- Given problem
Copy all entries without alteration and skip the pictures they hold.

- Figure collection entries
--- --- ---

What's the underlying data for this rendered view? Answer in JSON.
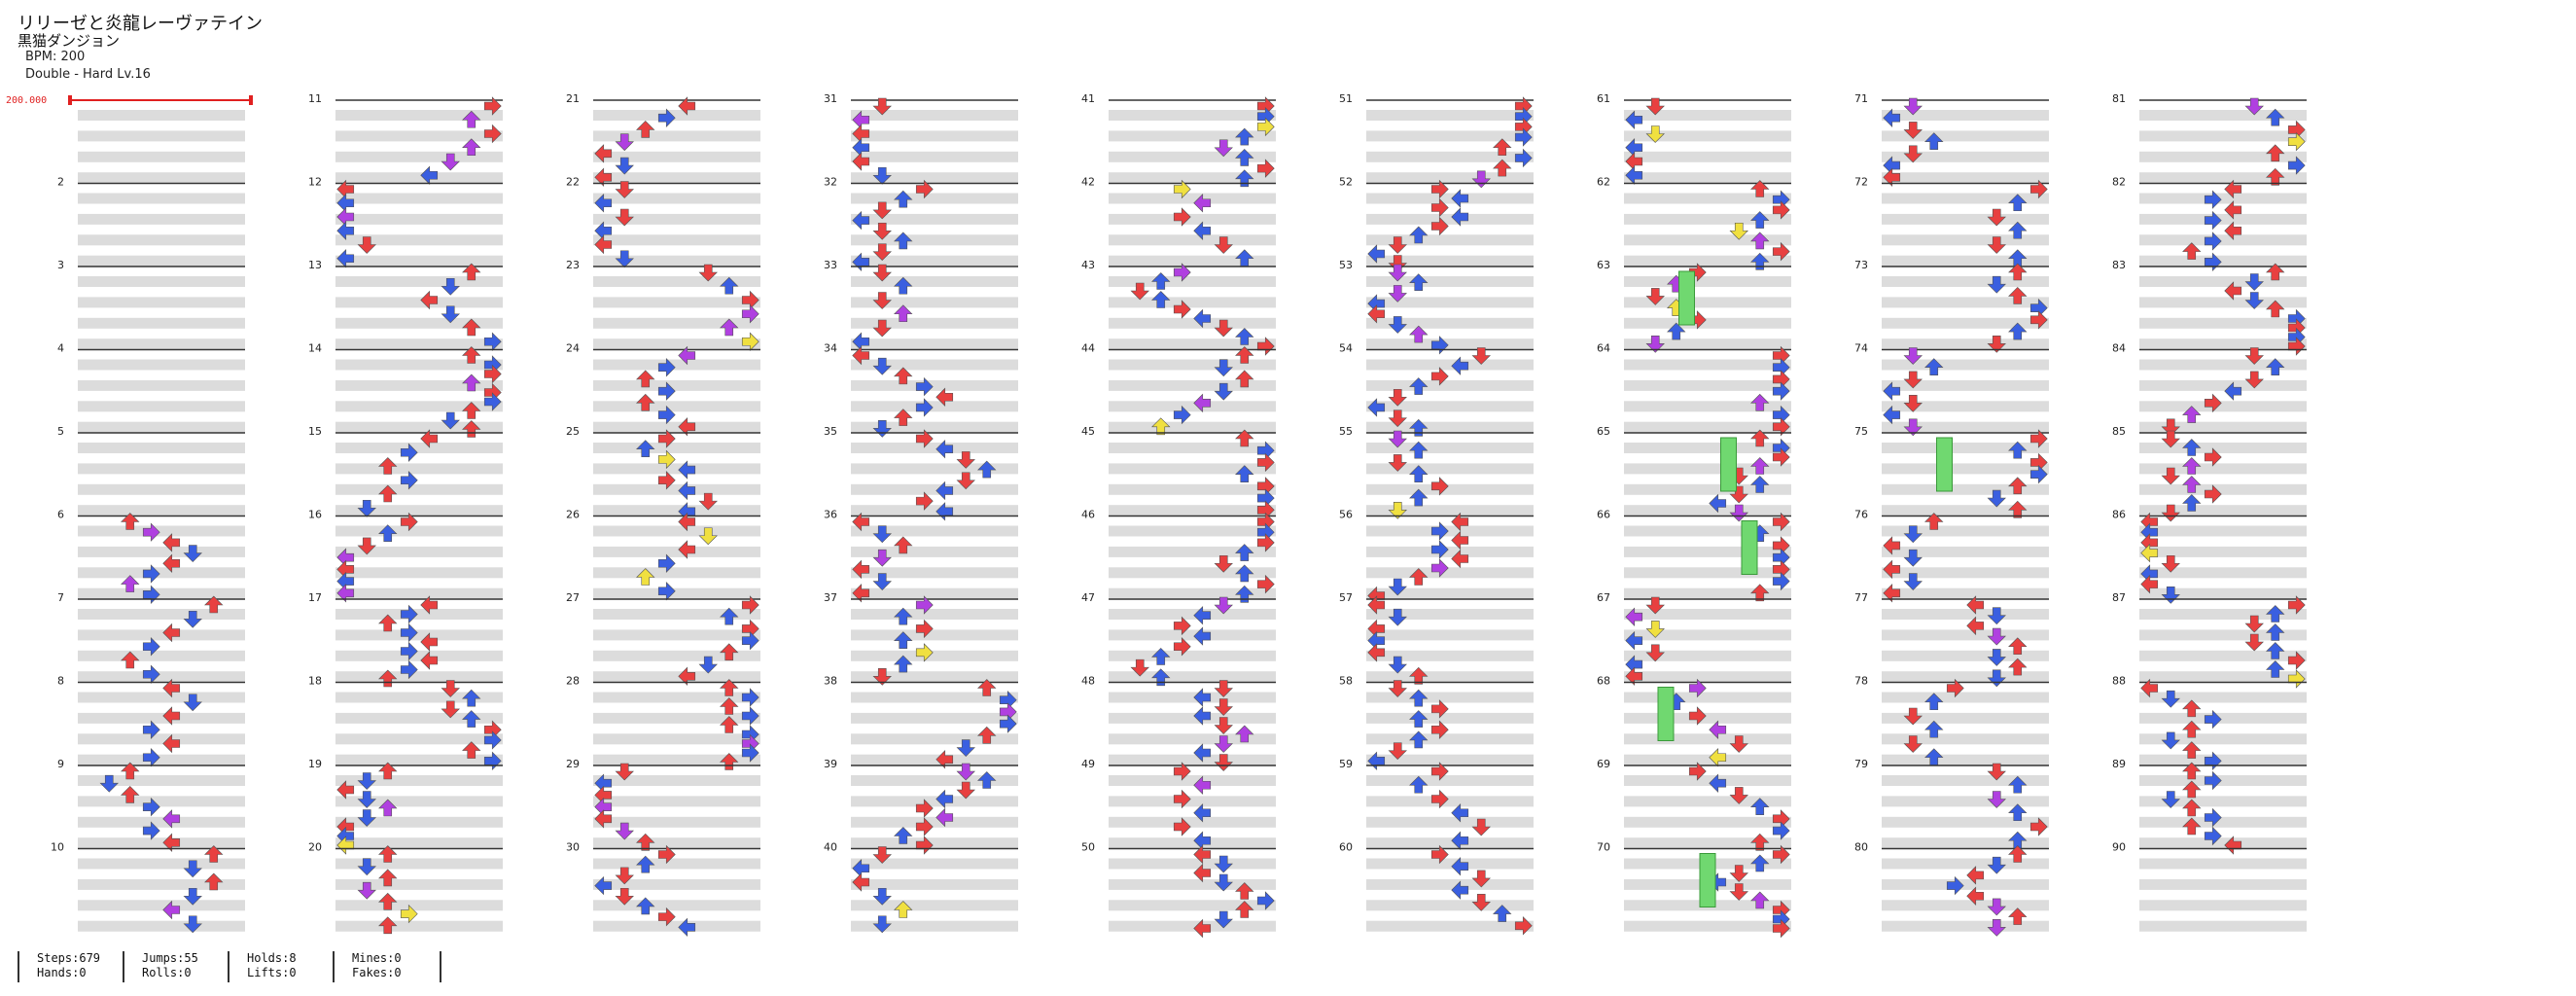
{
  "song": {
    "title": "リリーゼと炎龍レーヴァテイン",
    "artist": "黒猫ダンジョン",
    "bpm_label": "BPM: 200",
    "difficulty": "Double - Hard Lv.16"
  },
  "bpm_marker": "200.000",
  "measure_numbers": [
    "",
    "2",
    "3",
    "4",
    "5",
    "6",
    "7",
    "8",
    "9",
    "10",
    "11",
    "12",
    "13",
    "14",
    "15",
    "16",
    "17",
    "18",
    "19",
    "20",
    "21",
    "22",
    "23",
    "24",
    "25",
    "26",
    "27",
    "28",
    "29",
    "30",
    "31",
    "32",
    "33",
    "34",
    "35",
    "36",
    "37",
    "38",
    "39",
    "40",
    "41",
    "42",
    "43",
    "44",
    "45",
    "46",
    "47",
    "48",
    "49",
    "50",
    "51",
    "52",
    "53",
    "54",
    "55",
    "56",
    "57",
    "58",
    "59",
    "60",
    "61",
    "62",
    "63",
    "64",
    "65",
    "66",
    "67",
    "68",
    "69",
    "70",
    "71",
    "72",
    "73",
    "74",
    "75",
    "76",
    "77",
    "78",
    "79",
    "80",
    "81",
    "82",
    "83",
    "84",
    "85",
    "86",
    "87",
    "88",
    "89",
    "90"
  ],
  "stats": {
    "steps": "Steps:679",
    "hands": "Hands:0",
    "jumps": "Jumps:55",
    "rolls": "Rolls:0",
    "holds": "Holds:8",
    "lifts": "Lifts:0",
    "mines": "Mines:0",
    "fakes": "Fakes:0"
  },
  "colors": {
    "quarter": "#e84040",
    "eighth": "#3a5fe0",
    "sixteenth": "#b040e0",
    "twelfth": "#f0e040",
    "hold": "#70d870",
    "band": "#dcdcdc",
    "line": "#333333",
    "bpm": "#e02020"
  }
}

--- --- ---

- Completed exercise
What's the underlying data for this rendered view? Answer in JSON.
{
  "song": {
    "title": "リリーゼと炎龍レーヴァテイン",
    "artist": "黒猫ダンジョン",
    "bpm_label": "BPM: 200",
    "difficulty": "Double - Hard Lv.16"
  },
  "bpm_marker": "200.000",
  "measure_numbers": [
    "",
    "2",
    "3",
    "4",
    "5",
    "6",
    "7",
    "8",
    "9",
    "10",
    "11",
    "12",
    "13",
    "14",
    "15",
    "16",
    "17",
    "18",
    "19",
    "20",
    "21",
    "22",
    "23",
    "24",
    "25",
    "26",
    "27",
    "28",
    "29",
    "30",
    "31",
    "32",
    "33",
    "34",
    "35",
    "36",
    "37",
    "38",
    "39",
    "40",
    "41",
    "42",
    "43",
    "44",
    "45",
    "46",
    "47",
    "48",
    "49",
    "50",
    "51",
    "52",
    "53",
    "54",
    "55",
    "56",
    "57",
    "58",
    "59",
    "60",
    "61",
    "62",
    "63",
    "64",
    "65",
    "66",
    "67",
    "68",
    "69",
    "70",
    "71",
    "72",
    "73",
    "74",
    "75",
    "76",
    "77",
    "78",
    "79",
    "80",
    "81",
    "82",
    "83",
    "84",
    "85",
    "86",
    "87",
    "88",
    "89",
    "90"
  ],
  "stats": {
    "steps": "Steps:679",
    "hands": "Hands:0",
    "jumps": "Jumps:55",
    "rolls": "Rolls:0",
    "holds": "Holds:8",
    "lifts": "Lifts:0",
    "mines": "Mines:0",
    "fakes": "Fakes:0"
  },
  "colors": {
    "quarter": "#e84040",
    "eighth": "#3a5fe0",
    "sixteenth": "#b040e0",
    "twelfth": "#f0e040",
    "hold": "#70d870",
    "band": "#dcdcdc",
    "line": "#333333",
    "bpm": "#e02020"
  }
}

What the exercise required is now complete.